- GOAL OF THE EXERCISE
From the line that contains "Read all visible content and emit it as JSON." through the closing line of the entries, write out each line exactly; pictures stay out.

"""

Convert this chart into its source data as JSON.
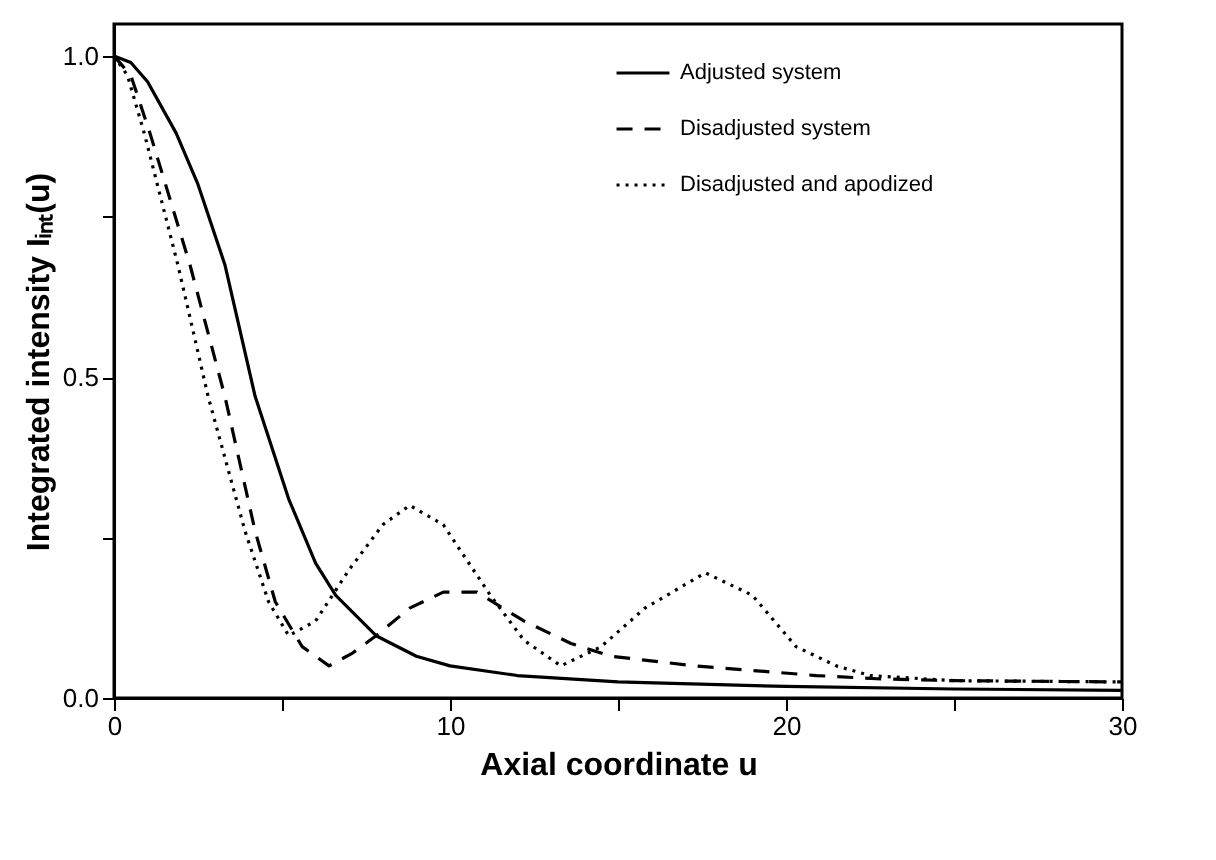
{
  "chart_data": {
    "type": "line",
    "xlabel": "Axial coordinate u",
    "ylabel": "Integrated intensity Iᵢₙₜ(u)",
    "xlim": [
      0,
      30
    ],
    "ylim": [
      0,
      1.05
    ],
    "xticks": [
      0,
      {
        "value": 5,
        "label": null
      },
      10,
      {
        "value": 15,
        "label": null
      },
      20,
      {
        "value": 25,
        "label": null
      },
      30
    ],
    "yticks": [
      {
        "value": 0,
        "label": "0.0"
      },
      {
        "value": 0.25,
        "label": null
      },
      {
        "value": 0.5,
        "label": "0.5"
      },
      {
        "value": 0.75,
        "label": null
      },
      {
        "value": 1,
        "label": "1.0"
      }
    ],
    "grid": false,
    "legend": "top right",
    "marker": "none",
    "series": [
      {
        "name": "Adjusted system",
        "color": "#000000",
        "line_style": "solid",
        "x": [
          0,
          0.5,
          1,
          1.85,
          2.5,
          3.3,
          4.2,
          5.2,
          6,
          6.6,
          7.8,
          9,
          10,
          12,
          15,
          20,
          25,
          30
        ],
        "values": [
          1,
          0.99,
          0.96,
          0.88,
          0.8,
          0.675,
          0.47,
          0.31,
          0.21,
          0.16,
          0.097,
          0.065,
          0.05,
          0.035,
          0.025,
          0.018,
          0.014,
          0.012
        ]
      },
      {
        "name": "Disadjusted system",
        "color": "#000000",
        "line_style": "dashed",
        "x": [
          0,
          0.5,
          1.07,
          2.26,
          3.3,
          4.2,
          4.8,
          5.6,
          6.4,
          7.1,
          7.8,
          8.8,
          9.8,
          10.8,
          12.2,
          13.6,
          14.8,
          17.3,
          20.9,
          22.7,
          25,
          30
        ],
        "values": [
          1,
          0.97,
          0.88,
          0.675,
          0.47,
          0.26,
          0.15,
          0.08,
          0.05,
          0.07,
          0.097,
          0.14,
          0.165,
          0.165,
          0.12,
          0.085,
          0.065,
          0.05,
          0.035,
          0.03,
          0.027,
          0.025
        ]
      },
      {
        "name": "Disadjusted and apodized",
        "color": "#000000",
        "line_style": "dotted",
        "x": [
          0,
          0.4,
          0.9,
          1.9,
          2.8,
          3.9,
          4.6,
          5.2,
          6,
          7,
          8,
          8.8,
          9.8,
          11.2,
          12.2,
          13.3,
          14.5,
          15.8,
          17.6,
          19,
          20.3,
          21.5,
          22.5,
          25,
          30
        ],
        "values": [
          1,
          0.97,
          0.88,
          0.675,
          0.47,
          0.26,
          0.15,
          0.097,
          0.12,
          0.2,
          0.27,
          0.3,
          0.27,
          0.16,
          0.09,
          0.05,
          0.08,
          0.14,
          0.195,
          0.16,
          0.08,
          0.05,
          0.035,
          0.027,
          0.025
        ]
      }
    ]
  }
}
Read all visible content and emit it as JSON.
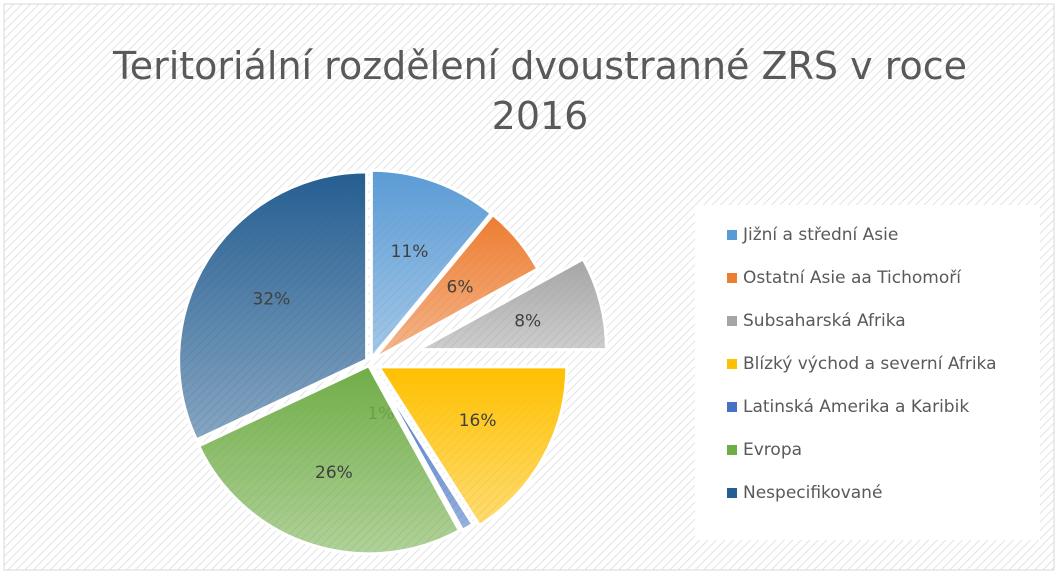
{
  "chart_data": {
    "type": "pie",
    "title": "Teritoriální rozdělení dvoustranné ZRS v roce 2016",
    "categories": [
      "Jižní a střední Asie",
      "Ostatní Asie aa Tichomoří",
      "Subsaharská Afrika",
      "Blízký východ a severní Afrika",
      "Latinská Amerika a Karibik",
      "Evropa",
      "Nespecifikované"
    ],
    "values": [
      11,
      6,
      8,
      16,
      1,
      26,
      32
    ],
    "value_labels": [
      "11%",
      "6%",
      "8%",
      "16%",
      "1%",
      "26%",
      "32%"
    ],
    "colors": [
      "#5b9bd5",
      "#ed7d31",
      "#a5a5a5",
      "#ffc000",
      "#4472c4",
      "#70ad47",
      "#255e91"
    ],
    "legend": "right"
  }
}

"""

- TASK ANSWER
Read all visible content and emit it as JSON.
{
  "chart_data": {
    "type": "pie",
    "title": "Teritoriální rozdělení dvoustranné ZRS v roce 2016",
    "categories": [
      "Jižní a střední Asie",
      "Ostatní Asie aa Tichomoří",
      "Subsaharská Afrika",
      "Blízký východ a severní Afrika",
      "Latinská Amerika a Karibik",
      "Evropa",
      "Nespecifikované"
    ],
    "values": [
      11,
      6,
      8,
      16,
      1,
      26,
      32
    ],
    "value_labels": [
      "11%",
      "6%",
      "8%",
      "16%",
      "1%",
      "26%",
      "32%"
    ],
    "colors": [
      "#5b9bd5",
      "#ed7d31",
      "#a5a5a5",
      "#ffc000",
      "#4472c4",
      "#70ad47",
      "#255e91"
    ],
    "legend": "right"
  }
}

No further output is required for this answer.